*Figure record listings:*
----

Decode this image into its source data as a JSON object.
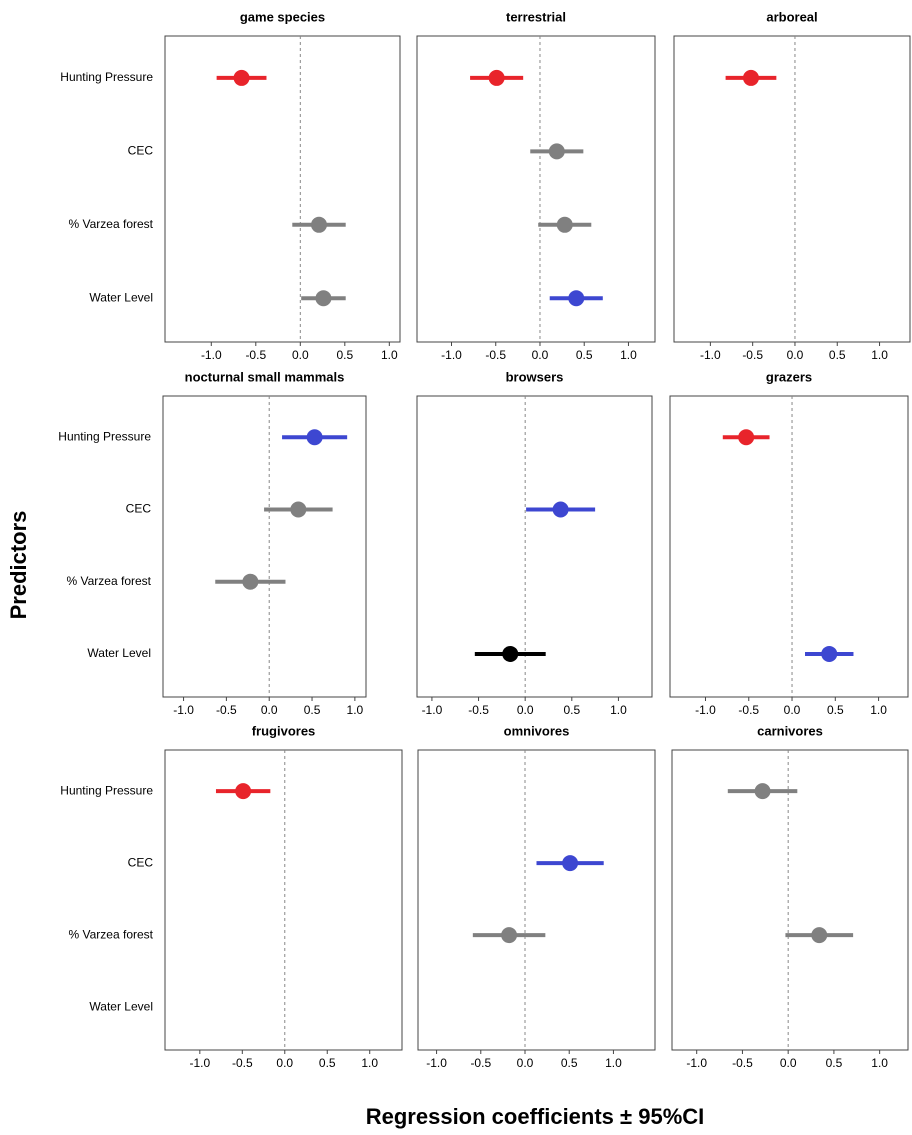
{
  "axis_titles": {
    "x": "Regression coefficients ± 95%CI",
    "y": "Predictors"
  },
  "chart_data": [
    {
      "type": "dot",
      "title": "game species",
      "categories": [
        "Hunting Pressure",
        "CEC",
        "% Varzea forest",
        "Water Level"
      ],
      "values": [
        -0.66,
        null,
        0.21,
        0.26
      ],
      "errors": [
        0.28,
        null,
        0.3,
        0.25
      ],
      "colors": [
        "#e8242b",
        null,
        "#808080",
        "#808080"
      ],
      "xlim": [
        -1.52,
        1.12
      ],
      "xticks": [
        {
          "value": -1,
          "label": "-1.0"
        },
        -0.5,
        {
          "value": 0,
          "label": "0.0"
        },
        0.5,
        {
          "value": 1,
          "label": "1.0"
        }
      ]
    },
    {
      "type": "dot",
      "title": "terrestrial",
      "values": [
        -0.49,
        0.19,
        0.28,
        0.41
      ],
      "errors": [
        0.3,
        0.3,
        0.3,
        0.3
      ],
      "colors": [
        "#e8242b",
        "#808080",
        "#808080",
        "#3d47d1"
      ],
      "xlim": [
        -1.39,
        1.3
      ],
      "xticks": [
        {
          "value": -1,
          "label": "-1.0"
        },
        -0.5,
        {
          "value": 0,
          "label": "0.0"
        },
        0.5,
        {
          "value": 1,
          "label": "1.0"
        }
      ]
    },
    {
      "type": "dot",
      "title": "arboreal",
      "values": [
        -0.52,
        null,
        null,
        null
      ],
      "errors": [
        0.3,
        null,
        null,
        null
      ],
      "colors": [
        "#e8242b",
        null,
        null,
        null
      ],
      "xlim": [
        -1.43,
        1.36
      ],
      "xticks": [
        {
          "value": -1,
          "label": "-1.0"
        },
        -0.5,
        {
          "value": 0,
          "label": "0.0"
        },
        0.5,
        {
          "value": 1,
          "label": "1.0"
        }
      ]
    },
    {
      "type": "dot",
      "title": "nocturnal small mammals",
      "categories": [
        "Hunting Pressure",
        "CEC",
        "% Varzea forest",
        "Water Level"
      ],
      "values": [
        0.53,
        0.34,
        -0.22,
        null
      ],
      "errors": [
        0.38,
        0.4,
        0.41,
        null
      ],
      "colors": [
        "#3d47d1",
        "#808080",
        "#808080",
        null
      ],
      "xlim": [
        -1.24,
        1.13
      ],
      "xticks": [
        {
          "value": -1,
          "label": "-1.0"
        },
        -0.5,
        {
          "value": 0,
          "label": "0.0"
        },
        0.5,
        {
          "value": 1,
          "label": "1.0"
        }
      ]
    },
    {
      "type": "dot",
      "title": "browsers",
      "values": [
        null,
        0.38,
        null,
        -0.16
      ],
      "errors": [
        null,
        0.37,
        null,
        0.38
      ],
      "colors": [
        null,
        "#3d47d1",
        null,
        "#000000"
      ],
      "xlim": [
        -1.16,
        1.36
      ],
      "xticks": [
        {
          "value": -1,
          "label": "-1.0"
        },
        -0.5,
        {
          "value": 0,
          "label": "0.0"
        },
        0.5,
        {
          "value": 1,
          "label": "1.0"
        }
      ]
    },
    {
      "type": "dot",
      "title": "grazers",
      "values": [
        -0.53,
        null,
        null,
        0.43
      ],
      "errors": [
        0.27,
        null,
        null,
        0.28
      ],
      "colors": [
        "#e8242b",
        null,
        null,
        "#3d47d1"
      ],
      "xlim": [
        -1.41,
        1.34
      ],
      "xticks": [
        {
          "value": -1,
          "label": "-1.0"
        },
        -0.5,
        {
          "value": 0,
          "label": "0.0"
        },
        0.5,
        {
          "value": 1,
          "label": "1.0"
        }
      ]
    },
    {
      "type": "dot",
      "title": "frugivores",
      "categories": [
        "Hunting Pressure",
        "CEC",
        "% Varzea forest",
        "Water Level"
      ],
      "values": [
        -0.49,
        null,
        null,
        null
      ],
      "errors": [
        0.32,
        null,
        null,
        null
      ],
      "colors": [
        "#e8242b",
        null,
        null,
        null
      ],
      "xlim": [
        -1.41,
        1.38
      ],
      "xticks": [
        {
          "value": -1,
          "label": "-1.0"
        },
        -0.5,
        {
          "value": 0,
          "label": "0.0"
        },
        0.5,
        {
          "value": 1,
          "label": "1.0"
        }
      ]
    },
    {
      "type": "dot",
      "title": "omnivores",
      "values": [
        null,
        0.51,
        -0.18,
        null
      ],
      "errors": [
        null,
        0.38,
        0.41,
        null
      ],
      "colors": [
        null,
        "#3d47d1",
        "#808080",
        null
      ],
      "xlim": [
        -1.21,
        1.47
      ],
      "xticks": [
        {
          "value": -1,
          "label": "-1.0"
        },
        -0.5,
        {
          "value": 0,
          "label": "0.0"
        },
        0.5,
        {
          "value": 1,
          "label": "1.0"
        }
      ]
    },
    {
      "type": "dot",
      "title": "carnivores",
      "values": [
        -0.28,
        null,
        0.34,
        null
      ],
      "errors": [
        0.38,
        null,
        0.37,
        null
      ],
      "colors": [
        "#808080",
        null,
        "#808080",
        null
      ],
      "xlim": [
        -1.27,
        1.31
      ],
      "xticks": [
        {
          "value": -1,
          "label": "-1.0"
        },
        -0.5,
        {
          "value": 0,
          "label": "0.0"
        },
        0.5,
        {
          "value": 1,
          "label": "1.0"
        }
      ]
    }
  ]
}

----

*Goal:* Quote each entry above verbatim and drop the pictures.

*Complete answer:*
Decode this image into its source data as a JSON object.
{
  "axis_titles": {
    "x": "Regression coefficients ± 95%CI",
    "y": "Predictors"
  },
  "chart_data": [
    {
      "type": "dot",
      "title": "game species",
      "categories": [
        "Hunting Pressure",
        "CEC",
        "% Varzea forest",
        "Water Level"
      ],
      "values": [
        -0.66,
        null,
        0.21,
        0.26
      ],
      "errors": [
        0.28,
        null,
        0.3,
        0.25
      ],
      "colors": [
        "#e8242b",
        null,
        "#808080",
        "#808080"
      ],
      "xlim": [
        -1.52,
        1.12
      ],
      "xticks": [
        {
          "value": -1,
          "label": "-1.0"
        },
        -0.5,
        {
          "value": 0,
          "label": "0.0"
        },
        0.5,
        {
          "value": 1,
          "label": "1.0"
        }
      ]
    },
    {
      "type": "dot",
      "title": "terrestrial",
      "values": [
        -0.49,
        0.19,
        0.28,
        0.41
      ],
      "errors": [
        0.3,
        0.3,
        0.3,
        0.3
      ],
      "colors": [
        "#e8242b",
        "#808080",
        "#808080",
        "#3d47d1"
      ],
      "xlim": [
        -1.39,
        1.3
      ],
      "xticks": [
        {
          "value": -1,
          "label": "-1.0"
        },
        -0.5,
        {
          "value": 0,
          "label": "0.0"
        },
        0.5,
        {
          "value": 1,
          "label": "1.0"
        }
      ]
    },
    {
      "type": "dot",
      "title": "arboreal",
      "values": [
        -0.52,
        null,
        null,
        null
      ],
      "errors": [
        0.3,
        null,
        null,
        null
      ],
      "colors": [
        "#e8242b",
        null,
        null,
        null
      ],
      "xlim": [
        -1.43,
        1.36
      ],
      "xticks": [
        {
          "value": -1,
          "label": "-1.0"
        },
        -0.5,
        {
          "value": 0,
          "label": "0.0"
        },
        0.5,
        {
          "value": 1,
          "label": "1.0"
        }
      ]
    },
    {
      "type": "dot",
      "title": "nocturnal small mammals",
      "categories": [
        "Hunting Pressure",
        "CEC",
        "% Varzea forest",
        "Water Level"
      ],
      "values": [
        0.53,
        0.34,
        -0.22,
        null
      ],
      "errors": [
        0.38,
        0.4,
        0.41,
        null
      ],
      "colors": [
        "#3d47d1",
        "#808080",
        "#808080",
        null
      ],
      "xlim": [
        -1.24,
        1.13
      ],
      "xticks": [
        {
          "value": -1,
          "label": "-1.0"
        },
        -0.5,
        {
          "value": 0,
          "label": "0.0"
        },
        0.5,
        {
          "value": 1,
          "label": "1.0"
        }
      ]
    },
    {
      "type": "dot",
      "title": "browsers",
      "values": [
        null,
        0.38,
        null,
        -0.16
      ],
      "errors": [
        null,
        0.37,
        null,
        0.38
      ],
      "colors": [
        null,
        "#3d47d1",
        null,
        "#000000"
      ],
      "xlim": [
        -1.16,
        1.36
      ],
      "xticks": [
        {
          "value": -1,
          "label": "-1.0"
        },
        -0.5,
        {
          "value": 0,
          "label": "0.0"
        },
        0.5,
        {
          "value": 1,
          "label": "1.0"
        }
      ]
    },
    {
      "type": "dot",
      "title": "grazers",
      "values": [
        -0.53,
        null,
        null,
        0.43
      ],
      "errors": [
        0.27,
        null,
        null,
        0.28
      ],
      "colors": [
        "#e8242b",
        null,
        null,
        "#3d47d1"
      ],
      "xlim": [
        -1.41,
        1.34
      ],
      "xticks": [
        {
          "value": -1,
          "label": "-1.0"
        },
        -0.5,
        {
          "value": 0,
          "label": "0.0"
        },
        0.5,
        {
          "value": 1,
          "label": "1.0"
        }
      ]
    },
    {
      "type": "dot",
      "title": "frugivores",
      "categories": [
        "Hunting Pressure",
        "CEC",
        "% Varzea forest",
        "Water Level"
      ],
      "values": [
        -0.49,
        null,
        null,
        null
      ],
      "errors": [
        0.32,
        null,
        null,
        null
      ],
      "colors": [
        "#e8242b",
        null,
        null,
        null
      ],
      "xlim": [
        -1.41,
        1.38
      ],
      "xticks": [
        {
          "value": -1,
          "label": "-1.0"
        },
        -0.5,
        {
          "value": 0,
          "label": "0.0"
        },
        0.5,
        {
          "value": 1,
          "label": "1.0"
        }
      ]
    },
    {
      "type": "dot",
      "title": "omnivores",
      "values": [
        null,
        0.51,
        -0.18,
        null
      ],
      "errors": [
        null,
        0.38,
        0.41,
        null
      ],
      "colors": [
        null,
        "#3d47d1",
        "#808080",
        null
      ],
      "xlim": [
        -1.21,
        1.47
      ],
      "xticks": [
        {
          "value": -1,
          "label": "-1.0"
        },
        -0.5,
        {
          "value": 0,
          "label": "0.0"
        },
        0.5,
        {
          "value": 1,
          "label": "1.0"
        }
      ]
    },
    {
      "type": "dot",
      "title": "carnivores",
      "values": [
        -0.28,
        null,
        0.34,
        null
      ],
      "errors": [
        0.38,
        null,
        0.37,
        null
      ],
      "colors": [
        "#808080",
        null,
        "#808080",
        null
      ],
      "xlim": [
        -1.27,
        1.31
      ],
      "xticks": [
        {
          "value": -1,
          "label": "-1.0"
        },
        -0.5,
        {
          "value": 0,
          "label": "0.0"
        },
        0.5,
        {
          "value": 1,
          "label": "1.0"
        }
      ]
    }
  ]
}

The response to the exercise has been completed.